→ WORK TO DO:
Restate the records below word for word, and omit the images they hold.

>> begin SOURCE RECORDS

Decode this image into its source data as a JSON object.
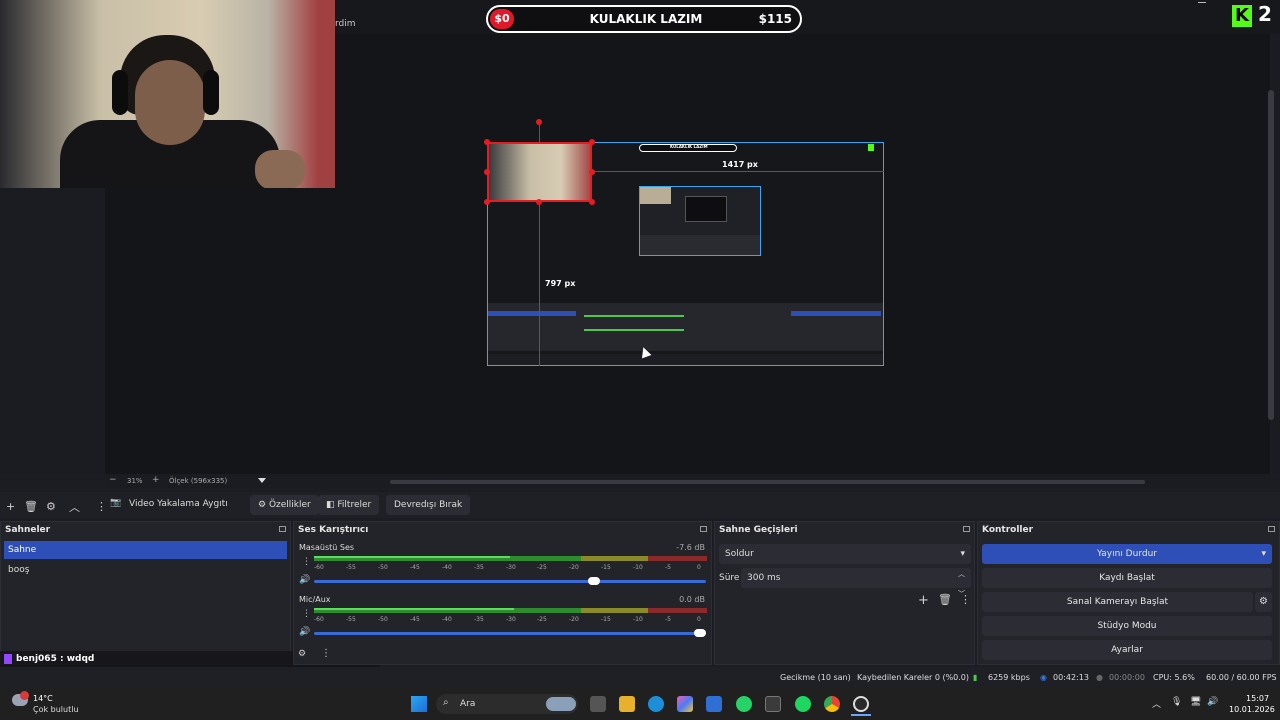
{
  "overlay": {
    "pill_left": "$0",
    "pill_title": "KULAKLIK LAZIM",
    "pill_right": "$115",
    "kick_letter": "K",
    "kick_count": "2",
    "partial_text": "rdim"
  },
  "preview": {
    "measure_width": "1417 px",
    "measure_height": "797 px",
    "zoom_minus": "−",
    "zoom_value": "31%",
    "zoom_plus": "+",
    "scale_label": "Ölçek (596x335)"
  },
  "source_toolbar": {
    "source_name": "Video Yakalama Aygıtı",
    "properties": "Özellikler",
    "filters": "Filtreler",
    "deactivate": "Devredışı Bırak"
  },
  "scenes": {
    "title": "Sahneler",
    "items": [
      {
        "label": "Sahne"
      },
      {
        "label": "booş"
      }
    ]
  },
  "chat": {
    "text": "benj065 : wdqd"
  },
  "mixer": {
    "title": "Ses Karıştırıcı",
    "ticks": [
      "-60",
      "-55",
      "-50",
      "-45",
      "-40",
      "-35",
      "-30",
      "-25",
      "-20",
      "-15",
      "-10",
      "-5",
      "0"
    ],
    "channels": [
      {
        "name": "Masaüstü Ses",
        "db": "-7.6 dB",
        "volume": 0.72
      },
      {
        "name": "Mic/Aux",
        "db": "0.0 dB",
        "volume": 1.0
      }
    ]
  },
  "transitions": {
    "title": "Sahne Geçişleri",
    "selected": "Soldur",
    "duration_label": "Süre",
    "duration_value": "300 ms"
  },
  "controls": {
    "title": "Kontroller",
    "stop_stream": "Yayını Durdur",
    "start_record": "Kaydı Başlat",
    "virtual_cam": "Sanal Kamerayı Başlat",
    "studio_mode": "Stüdyo Modu",
    "settings": "Ayarlar"
  },
  "status": {
    "delay": "Gecikme (10 san)",
    "dropped": "Kaybedilen Kareler 0 (%0.0)",
    "bitrate": "6259 kbps",
    "stream_time": "00:42:13",
    "record_time": "00:00:00",
    "cpu": "CPU: 5.6%",
    "fps": "60.00 / 60.00 FPS"
  },
  "taskbar": {
    "temperature": "14°C",
    "weather": "Çok bulutlu",
    "search": "Ara",
    "time": "15:07",
    "date": "10.01.2026"
  },
  "colors": {
    "accent": "#2e4fb7",
    "kick_green": "#53fc18",
    "guide_red": "#e81b23",
    "preview_border": "#3ba6ee"
  }
}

>> end SOURCE RECORDS

→ EXPECTED OUTPUT:
Decode this image into its source data as a JSON object.
{
  "overlay": {
    "pill_left": "$0",
    "pill_title": "KULAKLIK LAZIM",
    "pill_right": "$115",
    "kick_letter": "K",
    "kick_count": "2",
    "partial_text": "rdim"
  },
  "preview": {
    "measure_width": "1417 px",
    "measure_height": "797 px",
    "zoom_minus": "−",
    "zoom_value": "31%",
    "zoom_plus": "+",
    "scale_label": "Ölçek (596x335)"
  },
  "source_toolbar": {
    "source_name": "Video Yakalama Aygıtı",
    "properties": "Özellikler",
    "filters": "Filtreler",
    "deactivate": "Devredışı Bırak"
  },
  "scenes": {
    "title": "Sahneler",
    "items": [
      {
        "label": "Sahne"
      },
      {
        "label": "booş"
      }
    ]
  },
  "chat": {
    "text": "benj065 : wdqd"
  },
  "mixer": {
    "title": "Ses Karıştırıcı",
    "ticks": [
      "-60",
      "-55",
      "-50",
      "-45",
      "-40",
      "-35",
      "-30",
      "-25",
      "-20",
      "-15",
      "-10",
      "-5",
      "0"
    ],
    "channels": [
      {
        "name": "Masaüstü Ses",
        "db": "-7.6 dB",
        "volume": 0.72
      },
      {
        "name": "Mic/Aux",
        "db": "0.0 dB",
        "volume": 1.0
      }
    ]
  },
  "transitions": {
    "title": "Sahne Geçişleri",
    "selected": "Soldur",
    "duration_label": "Süre",
    "duration_value": "300 ms"
  },
  "controls": {
    "title": "Kontroller",
    "stop_stream": "Yayını Durdur",
    "start_record": "Kaydı Başlat",
    "virtual_cam": "Sanal Kamerayı Başlat",
    "studio_mode": "Stüdyo Modu",
    "settings": "Ayarlar"
  },
  "status": {
    "delay": "Gecikme (10 san)",
    "dropped": "Kaybedilen Kareler 0 (%0.0)",
    "bitrate": "6259 kbps",
    "stream_time": "00:42:13",
    "record_time": "00:00:00",
    "cpu": "CPU: 5.6%",
    "fps": "60.00 / 60.00 FPS"
  },
  "taskbar": {
    "temperature": "14°C",
    "weather": "Çok bulutlu",
    "search": "Ara",
    "time": "15:07",
    "date": "10.01.2026"
  },
  "colors": {
    "accent": "#2e4fb7",
    "kick_green": "#53fc18",
    "guide_red": "#e81b23",
    "preview_border": "#3ba6ee"
  }
}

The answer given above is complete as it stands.